> **RECORDS**
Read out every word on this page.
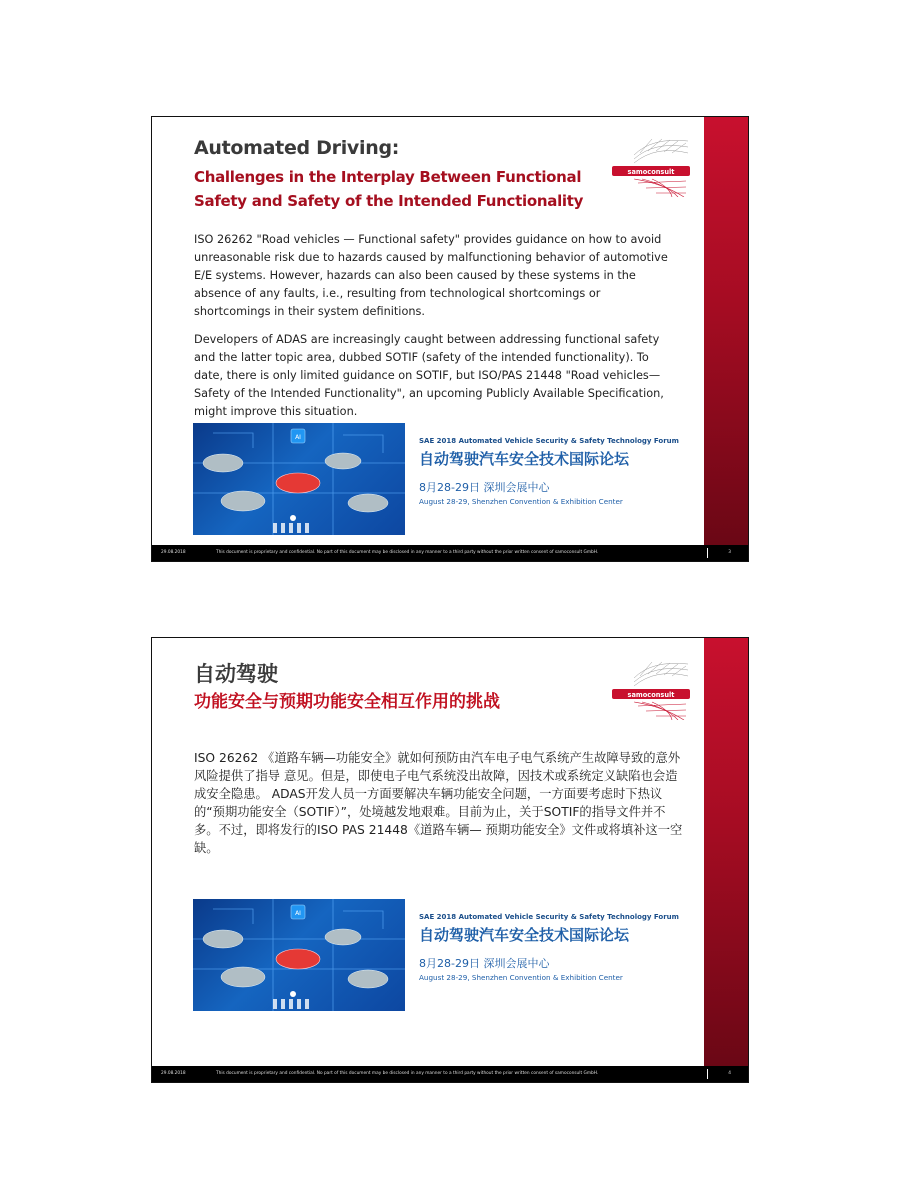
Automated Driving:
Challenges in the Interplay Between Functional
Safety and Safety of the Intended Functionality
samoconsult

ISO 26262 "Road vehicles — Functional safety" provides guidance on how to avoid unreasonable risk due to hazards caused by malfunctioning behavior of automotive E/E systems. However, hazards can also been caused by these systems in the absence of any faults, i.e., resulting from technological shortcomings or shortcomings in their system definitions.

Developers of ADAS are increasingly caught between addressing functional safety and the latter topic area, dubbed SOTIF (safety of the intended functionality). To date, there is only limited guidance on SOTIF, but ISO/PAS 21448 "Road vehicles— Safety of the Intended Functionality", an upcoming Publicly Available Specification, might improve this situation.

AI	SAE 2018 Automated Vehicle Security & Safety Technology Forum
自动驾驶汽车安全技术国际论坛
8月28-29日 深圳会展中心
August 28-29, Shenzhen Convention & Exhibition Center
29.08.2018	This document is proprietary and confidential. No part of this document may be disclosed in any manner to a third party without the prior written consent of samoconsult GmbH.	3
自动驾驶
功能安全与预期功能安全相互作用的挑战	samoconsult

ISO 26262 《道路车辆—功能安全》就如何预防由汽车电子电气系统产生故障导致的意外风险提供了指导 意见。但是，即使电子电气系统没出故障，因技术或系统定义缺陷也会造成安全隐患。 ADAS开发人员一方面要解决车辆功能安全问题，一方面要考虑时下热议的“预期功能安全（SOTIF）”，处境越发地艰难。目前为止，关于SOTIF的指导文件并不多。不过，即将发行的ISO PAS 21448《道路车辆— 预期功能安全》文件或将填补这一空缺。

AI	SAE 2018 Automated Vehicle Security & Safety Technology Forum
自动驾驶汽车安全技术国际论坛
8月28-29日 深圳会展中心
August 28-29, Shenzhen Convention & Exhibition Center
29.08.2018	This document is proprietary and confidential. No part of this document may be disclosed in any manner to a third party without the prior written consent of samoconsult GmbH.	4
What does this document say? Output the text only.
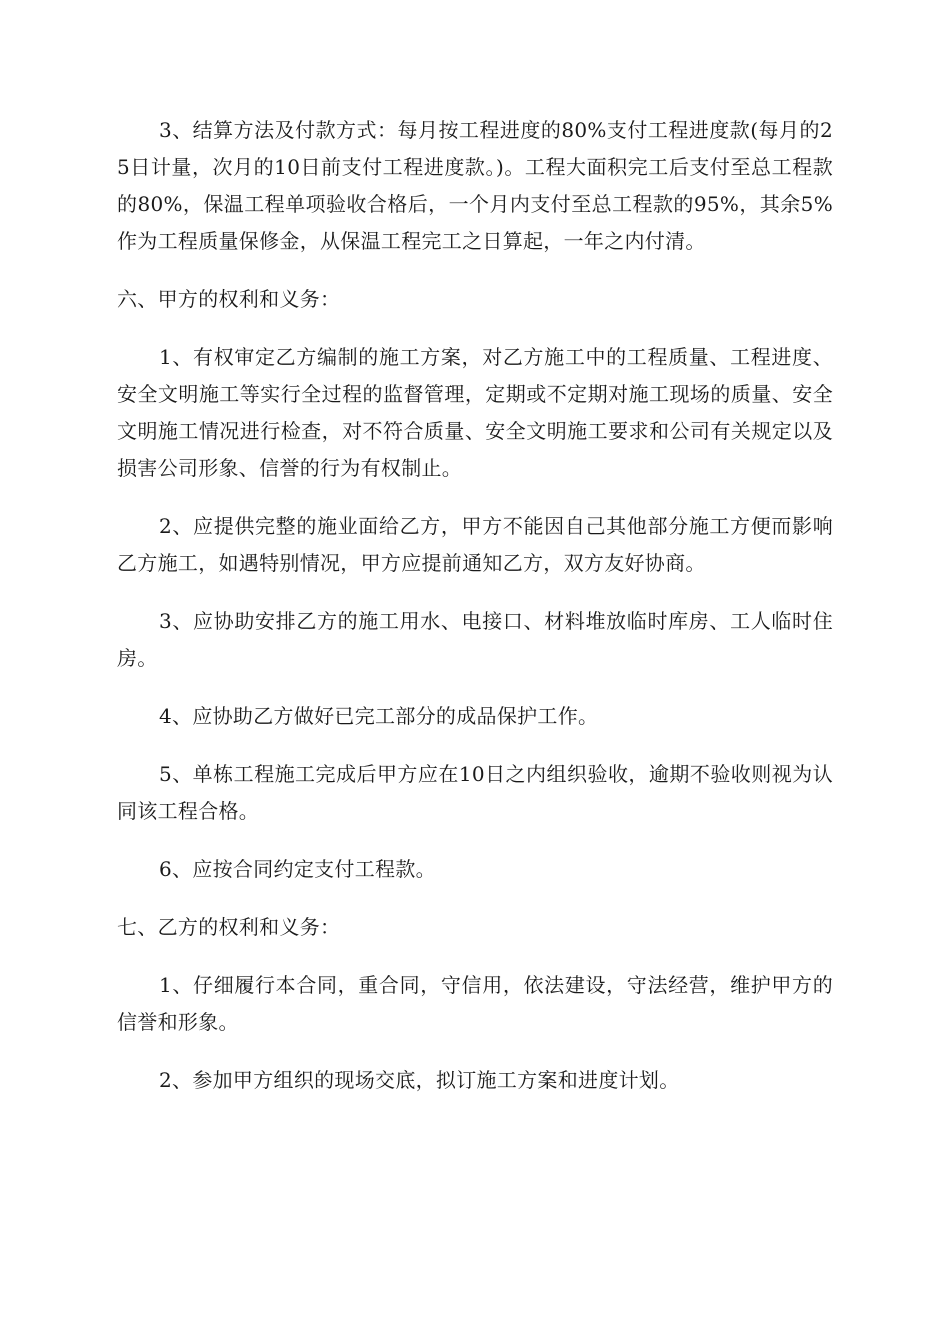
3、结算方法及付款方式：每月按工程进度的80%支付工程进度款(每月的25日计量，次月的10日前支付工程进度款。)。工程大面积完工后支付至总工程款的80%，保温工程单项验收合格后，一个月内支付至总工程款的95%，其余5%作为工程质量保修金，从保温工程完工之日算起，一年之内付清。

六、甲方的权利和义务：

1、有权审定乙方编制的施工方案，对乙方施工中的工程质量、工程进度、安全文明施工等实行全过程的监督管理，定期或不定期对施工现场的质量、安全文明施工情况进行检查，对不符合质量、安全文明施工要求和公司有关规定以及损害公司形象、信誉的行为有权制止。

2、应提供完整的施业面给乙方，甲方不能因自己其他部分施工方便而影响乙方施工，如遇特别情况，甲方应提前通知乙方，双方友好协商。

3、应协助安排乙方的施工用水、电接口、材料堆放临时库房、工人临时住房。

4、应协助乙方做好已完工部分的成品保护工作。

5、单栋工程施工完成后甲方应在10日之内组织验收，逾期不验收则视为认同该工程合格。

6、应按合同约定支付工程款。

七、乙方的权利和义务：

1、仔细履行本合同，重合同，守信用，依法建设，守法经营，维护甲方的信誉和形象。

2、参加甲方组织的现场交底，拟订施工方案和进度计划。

> **WRITTEN INSTRUCTION**
Count the lines in the records above that contain the word "prior", and reply with only that number.

> **RESULT**
2